▸ **RECORDS PROVIDED**:

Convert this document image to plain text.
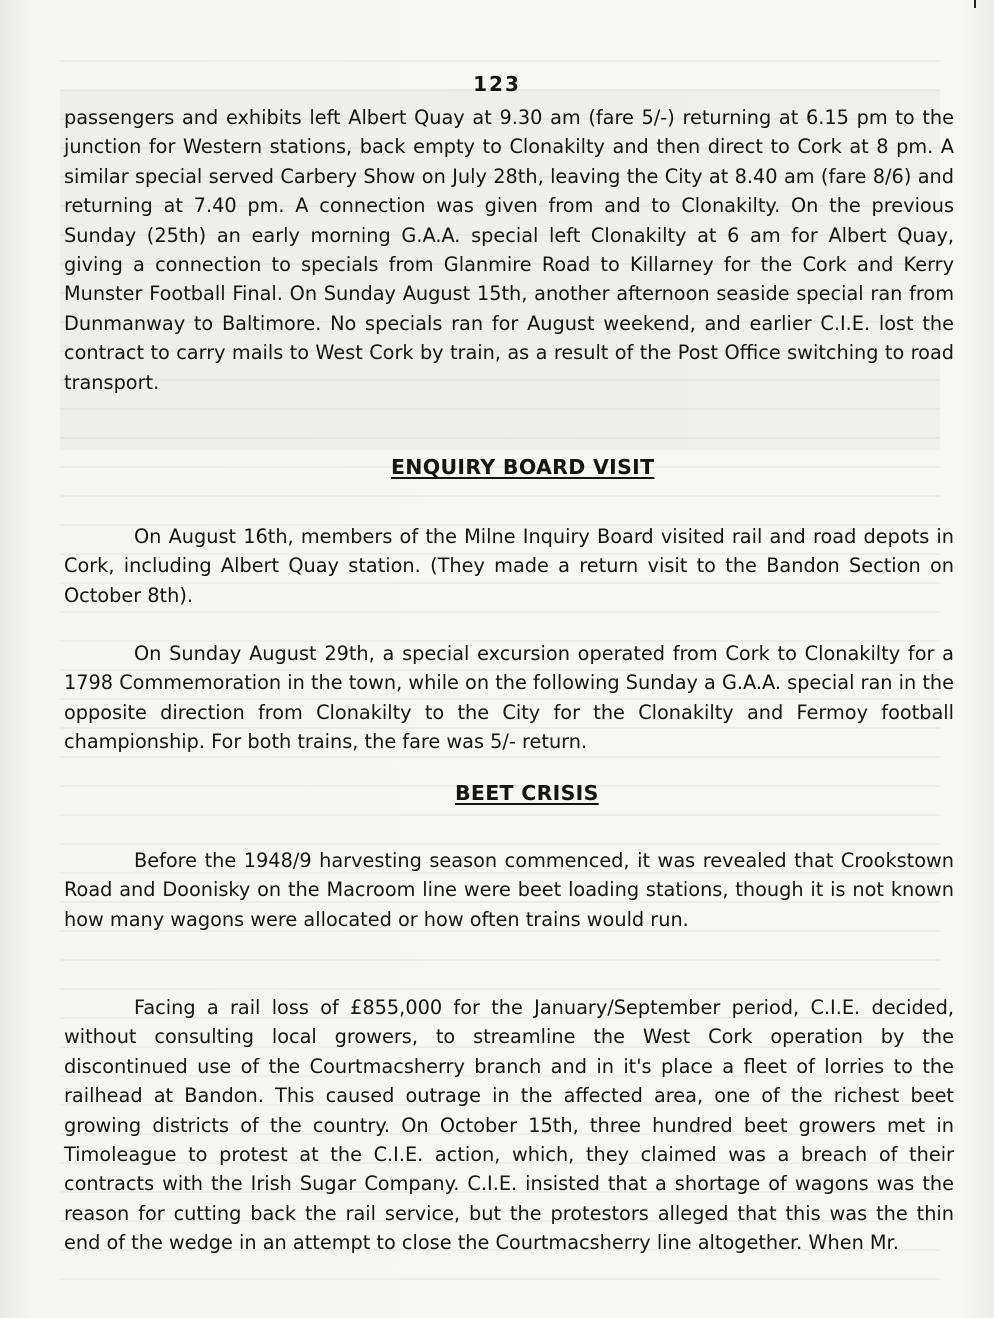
123

passengers and exhibits left Albert Quay at 9.30 am (fare 5/-) returning at 6.15 pm to the junction for Western stations, back empty to Clonakilty and then direct to Cork at 8 pm. A similar special served Carbery Show on July 28th, leaving the City at 8.40 am (fare 8/6) and returning at 7.40 pm. A connection was given from and to Clonakilty. On the previous Sunday (25th) an early morning G.A.A. special left Clonakilty at 6 am for Albert Quay, giving a connection to specials from Glanmire Road to Killarney for the Cork and Kerry Munster Football Final. On Sunday August 15th, another afternoon seaside special ran from Dunmanway to Baltimore. No specials ran for August weekend, and earlier C.I.E. lost the contract to carry mails to West Cork by train, as a result of the Post Office switching to road transport.

ENQUIRY BOARD VISIT

On August 16th, members of the Milne Inquiry Board visited rail and road depots in Cork, including Albert Quay station. (They made a return visit to the Bandon Section on October 8th).

On Sunday August 29th, a special excursion operated from Cork to Clonakilty for a 1798 Commemoration in the town, while on the following Sunday a G.A.A. special ran in the opposite direction from Clonakilty to the City for the Clonakilty and Fermoy football championship. For both trains, the fare was 5/- return.

BEET CRISIS

Before the 1948/9 harvesting season commenced, it was revealed that Crookstown Road and Doonisky on the Macroom line were beet loading stations, though it is not known how many wagons were allocated or how often trains would run.

Facing a rail loss of £855,000 for the January/September period, C.I.E. decided, without consulting local growers, to streamline the West Cork operation by the discontinued use of the Courtmacsherry branch and in it's place a fleet of lorries to the railhead at Bandon. This caused outrage in the affected area, one of the richest beet growing districts of the country. On October 15th, three hundred beet growers met in Timoleague to protest at the C.I.E. action, which, they claimed was a breach of their contracts with the Irish Sugar Company. C.I.E. insisted that a shortage of wagons was the reason for cutting back the rail service, but the protestors alleged that this was the thin end of the wedge in an attempt to close the Courtmacsherry line altogether. When Mr.
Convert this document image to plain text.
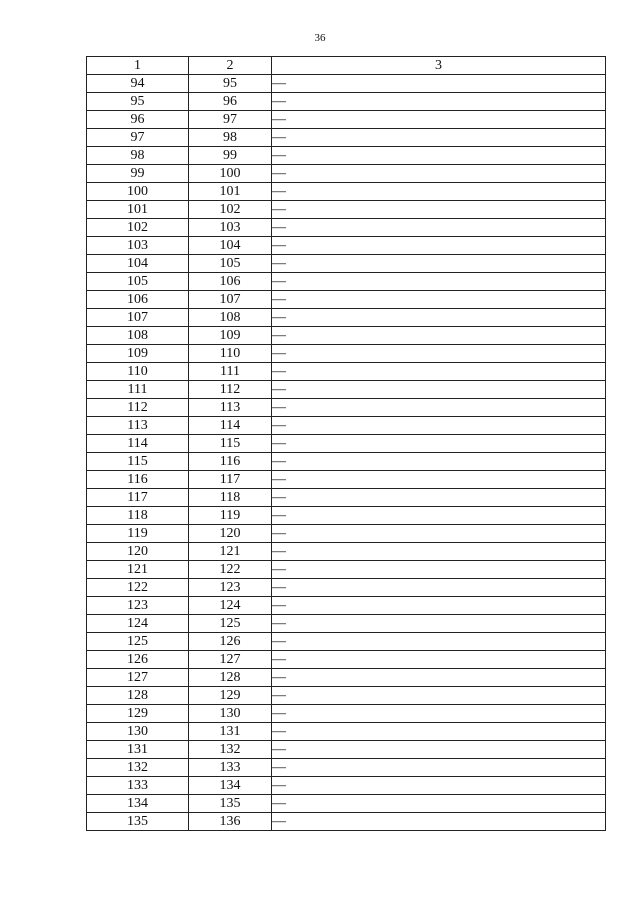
36
1	2	3
94	95	—
95	96	—
96	97	—
97	98	—
98	99	—
99	100	—
100	101	—
101	102	—
102	103	—
103	104	—
104	105	—
105	106	—
106	107	—
107	108	—
108	109	—
109	110	—
110	111	—
111	112	—
112	113	—
113	114	—
114	115	—
115	116	—
116	117	—
117	118	—
118	119	—
119	120	—
120	121	—
121	122	—
122	123	—
123	124	—
124	125	—
125	126	—
126	127	—
127	128	—
128	129	—
129	130	—
130	131	—
131	132	—
132	133	—
133	134	—
134	135	—
135	136	—
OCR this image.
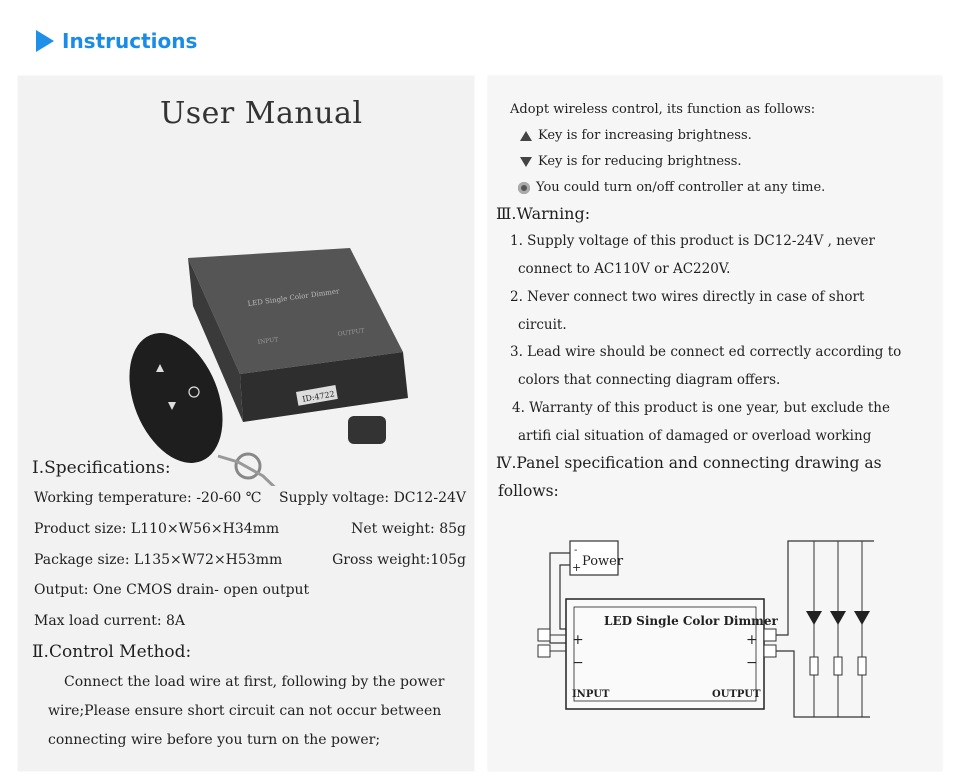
Instructions
User Manual
LED Single Color Dimmer
ID:4722
INPUT
OUTPUT
Ⅰ.Specifications:
Working temperature: -20-60 ℃ Supply voltage: DC12-24V
Product size: L110×W56×H34mm	Net weight: 85g
Package size: L135×W72×H53mm	Gross weight:105g
Output: One CMOS drain- open output
Max load current: 8A
Ⅱ.Control Method:
Connect the load wire at first, following by the power
wire;Please ensure short circuit can not occur between
connecting wire before you turn on the power;
Adopt wireless control, its function as follows:
Key is for increasing brightness.
Key is for reducing brightness.
You could turn on/off controller at any time.
Ⅲ.Warning:
1. Supply voltage of this product is DC12-24V , never
connect to AC110V or AC220V.
2. Never connect two wires directly in case of short
circuit.
3. Lead wire should be connect ed correctly according to
colors that connecting diagram offers.
4. Warranty of this product is one year, but exclude the
artifi cial situation of damaged or overload working
Ⅳ.Panel specification and connecting drawing as
follows:
-
+ Power
LED Single Color Dimmer
+
−
+
−
INPUT	OUTPUT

▸ **TO DO**: Make an exact copy of every record, pictures excluded.

▸ **REPLY TO THE TASK**:
Convert this document image to plain text.
123

passengers and exhibits left Albert Quay at 9.30 am (fare 5/-) returning at 6.15 pm to the junction for Western stations, back empty to Clonakilty and then direct to Cork at 8 pm. A similar special served Carbery Show on July 28th, leaving the City at 8.40 am (fare 8/6) and returning at 7.40 pm. A connection was given from and to Clonakilty. On the previous Sunday (25th) an early morning G.A.A. special left Clonakilty at 6 am for Albert Quay, giving a connection to specials from Glanmire Road to Killarney for the Cork and Kerry Munster Football Final. On Sunday August 15th, another afternoon seaside special ran from Dunmanway to Baltimore. No specials ran for August weekend, and earlier C.I.E. lost the contract to carry mails to West Cork by train, as a result of the Post Office switching to road transport.

ENQUIRY BOARD VISIT

On August 16th, members of the Milne Inquiry Board visited rail and road depots in Cork, including Albert Quay station. (They made a return visit to the Bandon Section on October 8th).

On Sunday August 29th, a special excursion operated from Cork to Clonakilty for a 1798 Commemoration in the town, while on the following Sunday a G.A.A. special ran in the opposite direction from Clonakilty to the City for the Clonakilty and Fermoy football championship. For both trains, the fare was 5/- return.

BEET CRISIS

Before the 1948/9 harvesting season commenced, it was revealed that Crookstown Road and Doonisky on the Macroom line were beet loading stations, though it is not known how many wagons were allocated or how often trains would run.

Facing a rail loss of £855,000 for the January/September period, C.I.E. decided, without consulting local growers, to streamline the West Cork operation by the discontinued use of the Courtmacsherry branch and in it's place a fleet of lorries to the railhead at Bandon. This caused outrage in the affected area, one of the richest beet growing districts of the country. On October 15th, three hundred beet growers met in Timoleague to protest at the C.I.E. action, which, they claimed was a breach of their contracts with the Irish Sugar Company. C.I.E. insisted that a shortage of wagons was the reason for cutting back the rail service, but the protestors alleged that this was the thin end of the wedge in an attempt to close the Courtmacsherry line altogether. When Mr.
Convert this document image to plain text.
36
1	2	3
94	95	—
95	96	—
96	97	—
97	98	—
98	99	—
99	100	—
100	101	—
101	102	—
102	103	—
103	104	—
104	105	—
105	106	—
106	107	—
107	108	—
108	109	—
109	110	—
110	111	—
111	112	—
112	113	—
113	114	—
114	115	—
115	116	—
116	117	—
117	118	—
118	119	—
119	120	—
120	121	—
121	122	—
122	123	—
123	124	—
124	125	—
125	126	—
126	127	—
127	128	—
128	129	—
129	130	—
130	131	—
131	132	—
132	133	—
133	134	—
134	135	—
135	136	—
OCR this image.
Instructions
User Manual
LED Single Color Dimmer
ID:4722
INPUT
OUTPUT
Ⅰ.Specifications:
Working temperature: -20-60 ℃ Supply voltage: DC12-24V
Product size: L110×W56×H34mm	Net weight: 85g
Package size: L135×W72×H53mm	Gross weight:105g
Output: One CMOS drain- open output
Max load current: 8A
Ⅱ.Control Method:
Connect the load wire at first, following by the power
wire;Please ensure short circuit can not occur between
connecting wire before you turn on the power;
Adopt wireless control, its function as follows:
Key is for increasing brightness.
Key is for reducing brightness.
You could turn on/off controller at any time.
Ⅲ.Warning:
1. Supply voltage of this product is DC12-24V , never
connect to AC110V or AC220V.
2. Never connect two wires directly in case of short
circuit.
3. Lead wire should be connect ed correctly according to
colors that connecting diagram offers.
4. Warranty of this product is one year, but exclude the
artifi cial situation of damaged or overload working
Ⅳ.Panel specification and connecting drawing as
follows:
-
+ Power
LED Single Color Dimmer
+
−
+
−
INPUT	OUTPUT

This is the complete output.